## begin Dataset rows
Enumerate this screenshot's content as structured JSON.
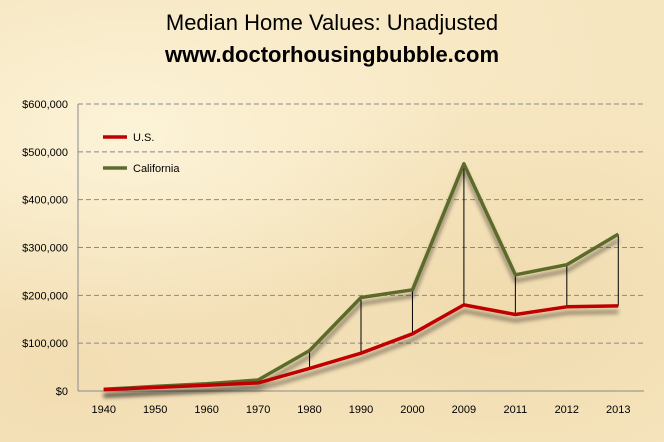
{
  "title": "Median Home Values:  Unadjusted",
  "subtitle": "www.doctorhousingbubble.com",
  "chart_data": {
    "type": "line",
    "categories": [
      "1940",
      "1950",
      "1960",
      "1970",
      "1980",
      "1990",
      "2000",
      "2009",
      "2011",
      "2012",
      "2013"
    ],
    "series": [
      {
        "name": "U.S.",
        "color": "#c00000",
        "values": [
          2900,
          7400,
          11900,
          17000,
          47200,
          79100,
          119600,
          180000,
          160000,
          176000,
          178000
        ]
      },
      {
        "name": "California",
        "color": "#5b6b2c",
        "values": [
          3500,
          9600,
          15100,
          23100,
          84500,
          195500,
          211500,
          475000,
          243000,
          264000,
          328000
        ]
      }
    ],
    "ylim": [
      0,
      600000
    ],
    "yticks": [
      "$0",
      "$100,000",
      "$200,000",
      "$300,000",
      "$400,000",
      "$500,000",
      "$600,000"
    ],
    "grid": true,
    "legend_position": "top-left"
  }
}
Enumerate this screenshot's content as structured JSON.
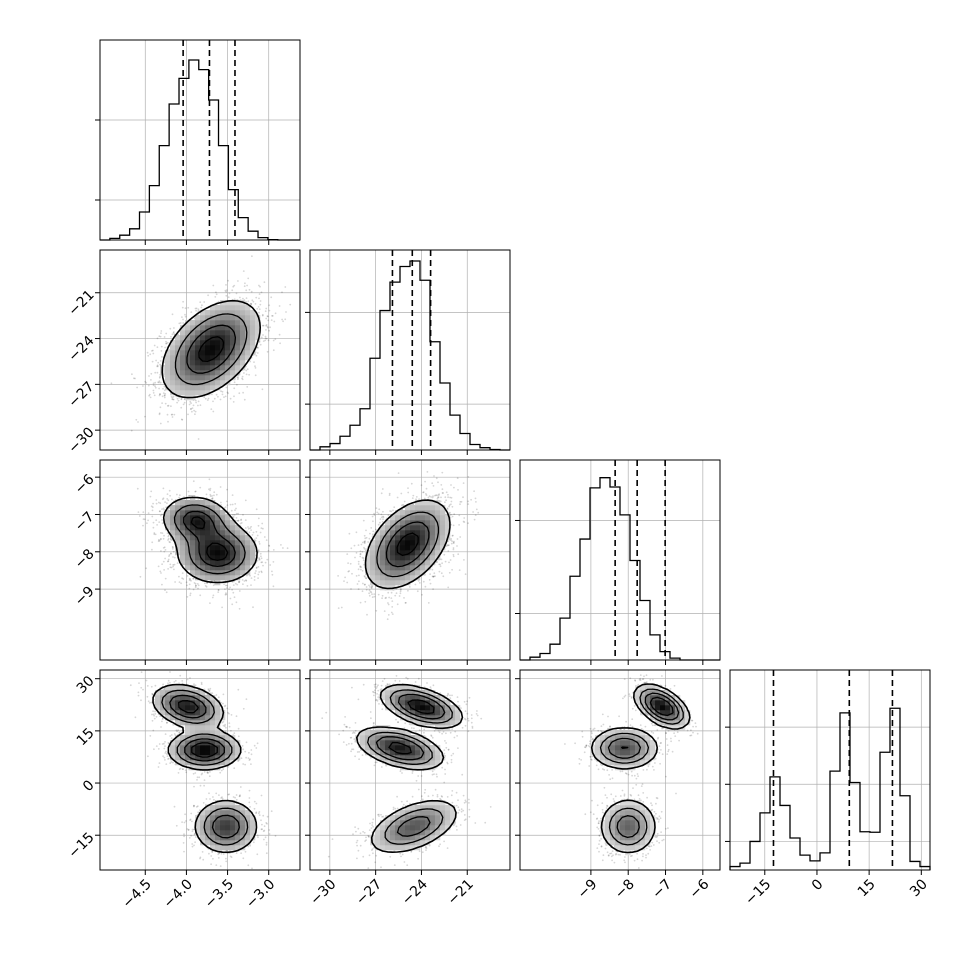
{
  "chart_data": {
    "type": "corner",
    "parameters": [
      {
        "range": [
          -5.05,
          -2.62
        ],
        "ticks": [
          -4.5,
          -4.0,
          -3.5,
          -3.0
        ],
        "tick_labels": [
          "−4.5",
          "−4.0",
          "−3.5",
          "−3.0"
        ]
      },
      {
        "range": [
          -31.3,
          -18.2
        ],
        "ticks": [
          -30,
          -27,
          -24,
          -21
        ],
        "tick_labels": [
          "−30",
          "−27",
          "−24",
          "−21"
        ]
      },
      {
        "range": [
          -10.9,
          -5.54
        ],
        "ticks": [
          -9,
          -8,
          -7,
          -6
        ],
        "tick_labels": [
          "−9",
          "−8",
          "−7",
          "−6"
        ]
      },
      {
        "range": [
          -25,
          32.5
        ],
        "ticks": [
          -15,
          0,
          15,
          30
        ],
        "tick_labels": [
          "−15",
          "0",
          "15",
          "30"
        ]
      }
    ],
    "histograms": [
      {
        "edges_start": -5.05,
        "bin_width": 0.12,
        "vmax": 2500,
        "counts": [
          0,
          20,
          60,
          140,
          350,
          680,
          1180,
          1700,
          2020,
          2250,
          2130,
          1750,
          1180,
          630,
          280,
          110,
          30,
          5,
          0,
          0
        ],
        "quantiles": [
          -4.04,
          -3.72,
          -3.41
        ]
      },
      {
        "edges_start": -31.3,
        "bin_width": 0.655,
        "vmax": 2180,
        "counts": [
          0,
          35,
          70,
          150,
          270,
          450,
          1000,
          1520,
          1830,
          2000,
          2060,
          1850,
          1180,
          730,
          380,
          180,
          60,
          25,
          5,
          0
        ],
        "quantiles": [
          -25.9,
          -24.6,
          -23.4
        ]
      },
      {
        "edges_start": -10.9,
        "bin_width": 0.268,
        "vmax": 2150,
        "counts": [
          0,
          30,
          70,
          170,
          450,
          900,
          1300,
          1850,
          1960,
          1860,
          1560,
          1070,
          640,
          270,
          90,
          20,
          0,
          0,
          0,
          0
        ],
        "quantiles": [
          -8.35,
          -7.76,
          -7.01
        ]
      },
      {
        "edges_start": -25,
        "bin_width": 2.875,
        "vmax": 3500,
        "counts": [
          60,
          120,
          500,
          1000,
          1630,
          1130,
          560,
          260,
          160,
          300,
          1730,
          2750,
          1530,
          670,
          660,
          2060,
          2830,
          1300,
          150,
          60
        ],
        "quantiles": [
          -12.5,
          9.3,
          21.7
        ]
      }
    ],
    "density_2d": [
      {
        "x_param": 0,
        "y_param": 1,
        "modes": [
          {
            "cx": -3.7,
            "cy": -24.7,
            "sx": 0.3,
            "sy": 1.6,
            "rho": 0.45,
            "w": 1
          }
        ]
      },
      {
        "x_param": 0,
        "y_param": 2,
        "modes": [
          {
            "cx": -3.62,
            "cy": -8.05,
            "sx": 0.26,
            "sy": 0.42,
            "rho": 0.0,
            "w": 0.62
          },
          {
            "cx": -3.88,
            "cy": -7.15,
            "sx": 0.22,
            "sy": 0.34,
            "rho": -0.1,
            "w": 0.38
          }
        ]
      },
      {
        "x_param": 1,
        "y_param": 2,
        "modes": [
          {
            "cx": -24.9,
            "cy": -7.8,
            "sx": 1.4,
            "sy": 0.6,
            "rho": 0.45,
            "w": 1
          }
        ]
      },
      {
        "x_param": 0,
        "y_param": 3,
        "modes": [
          {
            "cx": -3.98,
            "cy": 22,
            "sx": 0.22,
            "sy": 3.2,
            "rho": -0.3,
            "w": 0.33
          },
          {
            "cx": -3.78,
            "cy": 9.5,
            "sx": 0.22,
            "sy": 2.8,
            "rho": 0.0,
            "w": 0.34
          },
          {
            "cx": -3.52,
            "cy": -12.5,
            "sx": 0.2,
            "sy": 4.0,
            "rho": 0.0,
            "w": 0.33
          }
        ]
      },
      {
        "x_param": 1,
        "y_param": 3,
        "modes": [
          {
            "cx": -24.0,
            "cy": 22,
            "sx": 1.3,
            "sy": 3.0,
            "rho": -0.5,
            "w": 0.33
          },
          {
            "cx": -25.4,
            "cy": 10,
            "sx": 1.4,
            "sy": 3.0,
            "rho": -0.45,
            "w": 0.34
          },
          {
            "cx": -24.5,
            "cy": -12.5,
            "sx": 1.5,
            "sy": 4.0,
            "rho": 0.5,
            "w": 0.33
          }
        ]
      },
      {
        "x_param": 2,
        "y_param": 3,
        "modes": [
          {
            "cx": -7.1,
            "cy": 22,
            "sx": 0.35,
            "sy": 3.0,
            "rho": -0.5,
            "w": 0.33
          },
          {
            "cx": -8.1,
            "cy": 10,
            "sx": 0.45,
            "sy": 3.0,
            "rho": 0.0,
            "w": 0.34
          },
          {
            "cx": -8.0,
            "cy": -12.5,
            "sx": 0.38,
            "sy": 4.0,
            "rho": 0.0,
            "w": 0.33
          }
        ]
      }
    ],
    "grid": true,
    "colors": {
      "line": "#000000",
      "density": "#000000",
      "grid": "#b0b0b0",
      "background": "#ffffff"
    }
  }
}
## end Dataset rows
**Goal**
Omit each picture, then return all of the listing exactly as it stands.

**Solution to the problem**
Enumerate this screenshot's content as structured JSON.
{
  "title": "Median Home Values:  Unadjusted",
  "subtitle": "www.doctorhousingbubble.com",
  "chart_data": {
    "type": "line",
    "categories": [
      "1940",
      "1950",
      "1960",
      "1970",
      "1980",
      "1990",
      "2000",
      "2009",
      "2011",
      "2012",
      "2013"
    ],
    "series": [
      {
        "name": "U.S.",
        "color": "#c00000",
        "values": [
          2900,
          7400,
          11900,
          17000,
          47200,
          79100,
          119600,
          180000,
          160000,
          176000,
          178000
        ]
      },
      {
        "name": "California",
        "color": "#5b6b2c",
        "values": [
          3500,
          9600,
          15100,
          23100,
          84500,
          195500,
          211500,
          475000,
          243000,
          264000,
          328000
        ]
      }
    ],
    "ylim": [
      0,
      600000
    ],
    "yticks": [
      "$0",
      "$100,000",
      "$200,000",
      "$300,000",
      "$400,000",
      "$500,000",
      "$600,000"
    ],
    "grid": true,
    "legend_position": "top-left"
  }
}
Enumerate this screenshot's content as structured JSON.
{
  "chart_data": {
    "type": "corner",
    "parameters": [
      {
        "range": [
          -5.05,
          -2.62
        ],
        "ticks": [
          -4.5,
          -4.0,
          -3.5,
          -3.0
        ],
        "tick_labels": [
          "−4.5",
          "−4.0",
          "−3.5",
          "−3.0"
        ]
      },
      {
        "range": [
          -31.3,
          -18.2
        ],
        "ticks": [
          -30,
          -27,
          -24,
          -21
        ],
        "tick_labels": [
          "−30",
          "−27",
          "−24",
          "−21"
        ]
      },
      {
        "range": [
          -10.9,
          -5.54
        ],
        "ticks": [
          -9,
          -8,
          -7,
          -6
        ],
        "tick_labels": [
          "−9",
          "−8",
          "−7",
          "−6"
        ]
      },
      {
        "range": [
          -25,
          32.5
        ],
        "ticks": [
          -15,
          0,
          15,
          30
        ],
        "tick_labels": [
          "−15",
          "0",
          "15",
          "30"
        ]
      }
    ],
    "histograms": [
      {
        "edges_start": -5.05,
        "bin_width": 0.12,
        "vmax": 2500,
        "counts": [
          0,
          20,
          60,
          140,
          350,
          680,
          1180,
          1700,
          2020,
          2250,
          2130,
          1750,
          1180,
          630,
          280,
          110,
          30,
          5,
          0,
          0
        ],
        "quantiles": [
          -4.04,
          -3.72,
          -3.41
        ]
      },
      {
        "edges_start": -31.3,
        "bin_width": 0.655,
        "vmax": 2180,
        "counts": [
          0,
          35,
          70,
          150,
          270,
          450,
          1000,
          1520,
          1830,
          2000,
          2060,
          1850,
          1180,
          730,
          380,
          180,
          60,
          25,
          5,
          0
        ],
        "quantiles": [
          -25.9,
          -24.6,
          -23.4
        ]
      },
      {
        "edges_start": -10.9,
        "bin_width": 0.268,
        "vmax": 2150,
        "counts": [
          0,
          30,
          70,
          170,
          450,
          900,
          1300,
          1850,
          1960,
          1860,
          1560,
          1070,
          640,
          270,
          90,
          20,
          0,
          0,
          0,
          0
        ],
        "quantiles": [
          -8.35,
          -7.76,
          -7.01
        ]
      },
      {
        "edges_start": -25,
        "bin_width": 2.875,
        "vmax": 3500,
        "counts": [
          60,
          120,
          500,
          1000,
          1630,
          1130,
          560,
          260,
          160,
          300,
          1730,
          2750,
          1530,
          670,
          660,
          2060,
          2830,
          1300,
          150,
          60
        ],
        "quantiles": [
          -12.5,
          9.3,
          21.7
        ]
      }
    ],
    "density_2d": [
      {
        "x_param": 0,
        "y_param": 1,
        "modes": [
          {
            "cx": -3.7,
            "cy": -24.7,
            "sx": 0.3,
            "sy": 1.6,
            "rho": 0.45,
            "w": 1
          }
        ]
      },
      {
        "x_param": 0,
        "y_param": 2,
        "modes": [
          {
            "cx": -3.62,
            "cy": -8.05,
            "sx": 0.26,
            "sy": 0.42,
            "rho": 0.0,
            "w": 0.62
          },
          {
            "cx": -3.88,
            "cy": -7.15,
            "sx": 0.22,
            "sy": 0.34,
            "rho": -0.1,
            "w": 0.38
          }
        ]
      },
      {
        "x_param": 1,
        "y_param": 2,
        "modes": [
          {
            "cx": -24.9,
            "cy": -7.8,
            "sx": 1.4,
            "sy": 0.6,
            "rho": 0.45,
            "w": 1
          }
        ]
      },
      {
        "x_param": 0,
        "y_param": 3,
        "modes": [
          {
            "cx": -3.98,
            "cy": 22,
            "sx": 0.22,
            "sy": 3.2,
            "rho": -0.3,
            "w": 0.33
          },
          {
            "cx": -3.78,
            "cy": 9.5,
            "sx": 0.22,
            "sy": 2.8,
            "rho": 0.0,
            "w": 0.34
          },
          {
            "cx": -3.52,
            "cy": -12.5,
            "sx": 0.2,
            "sy": 4.0,
            "rho": 0.0,
            "w": 0.33
          }
        ]
      },
      {
        "x_param": 1,
        "y_param": 3,
        "modes": [
          {
            "cx": -24.0,
            "cy": 22,
            "sx": 1.3,
            "sy": 3.0,
            "rho": -0.5,
            "w": 0.33
          },
          {
            "cx": -25.4,
            "cy": 10,
            "sx": 1.4,
            "sy": 3.0,
            "rho": -0.45,
            "w": 0.34
          },
          {
            "cx": -24.5,
            "cy": -12.5,
            "sx": 1.5,
            "sy": 4.0,
            "rho": 0.5,
            "w": 0.33
          }
        ]
      },
      {
        "x_param": 2,
        "y_param": 3,
        "modes": [
          {
            "cx": -7.1,
            "cy": 22,
            "sx": 0.35,
            "sy": 3.0,
            "rho": -0.5,
            "w": 0.33
          },
          {
            "cx": -8.1,
            "cy": 10,
            "sx": 0.45,
            "sy": 3.0,
            "rho": 0.0,
            "w": 0.34
          },
          {
            "cx": -8.0,
            "cy": -12.5,
            "sx": 0.38,
            "sy": 4.0,
            "rho": 0.0,
            "w": 0.33
          }
        ]
      }
    ],
    "grid": true,
    "colors": {
      "line": "#000000",
      "density": "#000000",
      "grid": "#b0b0b0",
      "background": "#ffffff"
    }
  }
}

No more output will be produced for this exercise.